WORK TO DO.
Copy the lines that follow, keeping every character the same.

— begin —

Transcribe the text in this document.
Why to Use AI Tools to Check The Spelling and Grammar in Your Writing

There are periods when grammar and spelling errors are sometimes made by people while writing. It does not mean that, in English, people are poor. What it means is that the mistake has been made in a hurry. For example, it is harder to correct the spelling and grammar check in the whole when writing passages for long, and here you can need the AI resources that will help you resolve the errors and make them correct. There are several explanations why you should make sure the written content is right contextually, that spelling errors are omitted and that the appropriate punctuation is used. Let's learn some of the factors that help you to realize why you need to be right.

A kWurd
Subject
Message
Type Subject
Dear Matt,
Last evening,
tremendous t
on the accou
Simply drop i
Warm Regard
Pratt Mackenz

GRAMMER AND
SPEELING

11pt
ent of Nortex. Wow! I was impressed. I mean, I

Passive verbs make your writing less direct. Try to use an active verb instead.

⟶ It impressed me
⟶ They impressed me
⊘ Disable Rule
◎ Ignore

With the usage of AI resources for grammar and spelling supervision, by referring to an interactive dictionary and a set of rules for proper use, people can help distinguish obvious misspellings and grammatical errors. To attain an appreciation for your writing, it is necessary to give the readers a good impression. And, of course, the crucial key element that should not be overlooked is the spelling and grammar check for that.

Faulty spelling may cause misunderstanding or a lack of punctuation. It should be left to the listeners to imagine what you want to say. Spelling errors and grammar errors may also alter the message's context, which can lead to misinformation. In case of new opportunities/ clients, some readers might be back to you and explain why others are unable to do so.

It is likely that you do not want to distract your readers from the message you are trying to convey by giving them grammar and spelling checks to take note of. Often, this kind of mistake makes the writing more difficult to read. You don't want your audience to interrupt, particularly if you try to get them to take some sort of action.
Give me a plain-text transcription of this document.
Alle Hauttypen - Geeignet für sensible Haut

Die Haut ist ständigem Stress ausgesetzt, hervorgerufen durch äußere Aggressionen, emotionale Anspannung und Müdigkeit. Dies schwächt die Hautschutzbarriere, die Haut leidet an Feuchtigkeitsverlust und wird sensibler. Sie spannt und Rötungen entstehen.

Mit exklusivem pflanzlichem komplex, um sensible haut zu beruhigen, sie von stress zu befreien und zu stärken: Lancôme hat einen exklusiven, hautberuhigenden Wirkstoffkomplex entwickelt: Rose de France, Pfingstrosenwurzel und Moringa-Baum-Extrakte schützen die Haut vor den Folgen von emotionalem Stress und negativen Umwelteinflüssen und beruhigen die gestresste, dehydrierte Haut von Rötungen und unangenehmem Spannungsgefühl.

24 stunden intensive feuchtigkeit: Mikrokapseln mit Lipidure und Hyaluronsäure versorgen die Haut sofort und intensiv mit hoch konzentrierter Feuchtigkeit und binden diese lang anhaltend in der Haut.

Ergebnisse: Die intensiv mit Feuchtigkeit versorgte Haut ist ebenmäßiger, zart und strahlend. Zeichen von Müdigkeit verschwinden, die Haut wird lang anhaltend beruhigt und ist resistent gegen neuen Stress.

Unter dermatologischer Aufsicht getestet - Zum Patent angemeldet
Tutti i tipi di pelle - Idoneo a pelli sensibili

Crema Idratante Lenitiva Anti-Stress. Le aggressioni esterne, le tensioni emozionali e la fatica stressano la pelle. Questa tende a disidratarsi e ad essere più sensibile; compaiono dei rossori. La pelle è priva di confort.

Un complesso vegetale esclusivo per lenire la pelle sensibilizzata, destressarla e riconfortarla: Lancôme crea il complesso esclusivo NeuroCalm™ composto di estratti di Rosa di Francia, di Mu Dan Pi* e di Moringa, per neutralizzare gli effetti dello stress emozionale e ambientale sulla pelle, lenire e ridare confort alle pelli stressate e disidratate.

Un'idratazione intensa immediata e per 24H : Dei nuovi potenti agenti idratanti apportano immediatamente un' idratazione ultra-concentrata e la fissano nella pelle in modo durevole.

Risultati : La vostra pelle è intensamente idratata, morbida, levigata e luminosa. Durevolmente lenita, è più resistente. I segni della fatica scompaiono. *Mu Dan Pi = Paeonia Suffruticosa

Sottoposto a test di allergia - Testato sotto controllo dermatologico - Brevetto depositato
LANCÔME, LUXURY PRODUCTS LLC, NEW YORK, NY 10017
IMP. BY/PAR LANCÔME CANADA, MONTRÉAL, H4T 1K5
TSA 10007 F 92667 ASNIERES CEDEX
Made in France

— end —

PROBLEM SOLUTION.
Transcribe the text in this document.
Why to Use AI Tools to Check The Spelling and Grammar in Your Writing

There are periods when grammar and spelling errors are sometimes made by people while writing. It does not mean that, in English, people are poor. What it means is that the mistake has been made in a hurry. For example, it is harder to correct the spelling and grammar check in the whole when writing passages for long, and here you can need the AI resources that will help you resolve the errors and make them correct. There are several explanations why you should make sure the written content is right contextually, that spelling errors are omitted and that the appropriate punctuation is used. Let's learn some of the factors that help you to realize why you need to be right.

A kWurd
Subject
Message
Type Subject
Dear Matt,
Last evening,
tremendous t
on the accou
Simply drop i
Warm Regard
Pratt Mackenz

GRAMMER AND
SPEELING

11pt
ent of Nortex. Wow! I was impressed. I mean, I

Passive verbs make your writing less direct. Try to use an active verb instead.

⟶ It impressed me
⟶ They impressed me
⊘ Disable Rule
◎ Ignore

With the usage of AI resources for grammar and spelling supervision, by referring to an interactive dictionary and a set of rules for proper use, people can help distinguish obvious misspellings and grammatical errors. To attain an appreciation for your writing, it is necessary to give the readers a good impression. And, of course, the crucial key element that should not be overlooked is the spelling and grammar check for that.

Faulty spelling may cause misunderstanding or a lack of punctuation. It should be left to the listeners to imagine what you want to say. Spelling errors and grammar errors may also alter the message's context, which can lead to misinformation. In case of new opportunities/ clients, some readers might be back to you and explain why others are unable to do so.

It is likely that you do not want to distract your readers from the message you are trying to convey by giving them grammar and spelling checks to take note of. Often, this kind of mistake makes the writing more difficult to read. You don't want your audience to interrupt, particularly if you try to get them to take some sort of action.
Give me a plain-text transcription of this document.
Alle Hauttypen - Geeignet für sensible Haut

Die Haut ist ständigem Stress ausgesetzt, hervorgerufen durch äußere Aggressionen, emotionale Anspannung und Müdigkeit. Dies schwächt die Hautschutzbarriere, die Haut leidet an Feuchtigkeitsverlust und wird sensibler. Sie spannt und Rötungen entstehen.

Mit exklusivem pflanzlichem komplex, um sensible haut zu beruhigen, sie von stress zu befreien und zu stärken: Lancôme hat einen exklusiven, hautberuhigenden Wirkstoffkomplex entwickelt: Rose de France, Pfingstrosenwurzel und Moringa-Baum-Extrakte schützen die Haut vor den Folgen von emotionalem Stress und negativen Umwelteinflüssen und beruhigen die gestresste, dehydrierte Haut von Rötungen und unangenehmem Spannungsgefühl.

24 stunden intensive feuchtigkeit: Mikrokapseln mit Lipidure und Hyaluronsäure versorgen die Haut sofort und intensiv mit hoch konzentrierter Feuchtigkeit und binden diese lang anhaltend in der Haut.

Ergebnisse: Die intensiv mit Feuchtigkeit versorgte Haut ist ebenmäßiger, zart und strahlend. Zeichen von Müdigkeit verschwinden, die Haut wird lang anhaltend beruhigt und ist resistent gegen neuen Stress.

Unter dermatologischer Aufsicht getestet - Zum Patent angemeldet
Tutti i tipi di pelle - Idoneo a pelli sensibili

Crema Idratante Lenitiva Anti-Stress. Le aggressioni esterne, le tensioni emozionali e la fatica stressano la pelle. Questa tende a disidratarsi e ad essere più sensibile; compaiono dei rossori. La pelle è priva di confort.

Un complesso vegetale esclusivo per lenire la pelle sensibilizzata, destressarla e riconfortarla: Lancôme crea il complesso esclusivo NeuroCalm™ composto di estratti di Rosa di Francia, di Mu Dan Pi* e di Moringa, per neutralizzare gli effetti dello stress emozionale e ambientale sulla pelle, lenire e ridare confort alle pelli stressate e disidratate.

Un'idratazione intensa immediata e per 24H : Dei nuovi potenti agenti idratanti apportano immediatamente un' idratazione ultra-concentrata e la fissano nella pelle in modo durevole.

Risultati : La vostra pelle è intensamente idratata, morbida, levigata e luminosa. Durevolmente lenita, è più resistente. I segni della fatica scompaiono. *Mu Dan Pi = Paeonia Suffruticosa

Sottoposto a test di allergia - Testato sotto controllo dermatologico - Brevetto depositato
LANCÔME, LUXURY PRODUCTS LLC, NEW YORK, NY 10017
IMP. BY/PAR LANCÔME CANADA, MONTRÉAL, H4T 1K5
TSA 10007 F 92667 ASNIERES CEDEX
Made in France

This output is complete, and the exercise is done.